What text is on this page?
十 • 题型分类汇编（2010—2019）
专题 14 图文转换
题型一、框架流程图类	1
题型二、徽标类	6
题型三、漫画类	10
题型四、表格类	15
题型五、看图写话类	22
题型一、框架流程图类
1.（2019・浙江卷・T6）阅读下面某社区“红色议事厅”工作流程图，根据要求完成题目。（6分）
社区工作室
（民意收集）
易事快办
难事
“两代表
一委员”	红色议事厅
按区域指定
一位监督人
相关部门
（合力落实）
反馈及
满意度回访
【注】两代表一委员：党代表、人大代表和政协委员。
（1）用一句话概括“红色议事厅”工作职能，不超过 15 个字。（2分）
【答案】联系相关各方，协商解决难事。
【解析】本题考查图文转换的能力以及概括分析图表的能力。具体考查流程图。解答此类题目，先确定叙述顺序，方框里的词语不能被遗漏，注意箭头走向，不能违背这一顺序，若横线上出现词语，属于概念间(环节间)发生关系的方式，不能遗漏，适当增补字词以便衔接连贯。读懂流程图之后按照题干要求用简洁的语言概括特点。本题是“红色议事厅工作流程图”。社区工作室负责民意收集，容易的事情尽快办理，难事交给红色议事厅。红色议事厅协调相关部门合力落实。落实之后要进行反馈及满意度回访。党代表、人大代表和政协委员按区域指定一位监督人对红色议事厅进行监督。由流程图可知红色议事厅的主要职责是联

---------------

- **PROBLEM STATEMENT**
Retype the whole listing above exactly.

- **OUTPUT FOR THIS EXERCISE**
What text is on this page?
十 • 题型分类汇编（2010—2019）
专题 14 图文转换
题型一、框架流程图类	1
题型二、徽标类	6
题型三、漫画类	10
题型四、表格类	15
题型五、看图写话类	22
题型一、框架流程图类
1.（2019・浙江卷・T6）阅读下面某社区“红色议事厅”工作流程图，根据要求完成题目。（6分）
社区工作室
（民意收集）
易事快办
难事
“两代表
一委员”	红色议事厅
按区域指定
一位监督人
相关部门
（合力落实）
反馈及
满意度回访
【注】两代表一委员：党代表、人大代表和政协委员。
（1）用一句话概括“红色议事厅”工作职能，不超过 15 个字。（2分）
【答案】联系相关各方，协商解决难事。
【解析】本题考查图文转换的能力以及概括分析图表的能力。具体考查流程图。解答此类题目，先确定叙述顺序，方框里的词语不能被遗漏，注意箭头走向，不能违背这一顺序，若横线上出现词语，属于概念间(环节间)发生关系的方式，不能遗漏，适当增补字词以便衔接连贯。读懂流程图之后按照题干要求用简洁的语言概括特点。本题是“红色议事厅工作流程图”。社区工作室负责民意收集，容易的事情尽快办理，难事交给红色议事厅。红色议事厅协调相关部门合力落实。落实之后要进行反馈及满意度回访。党代表、人大代表和政协委员按区域指定一位监督人对红色议事厅进行监督。由流程图可知红色议事厅的主要职责是联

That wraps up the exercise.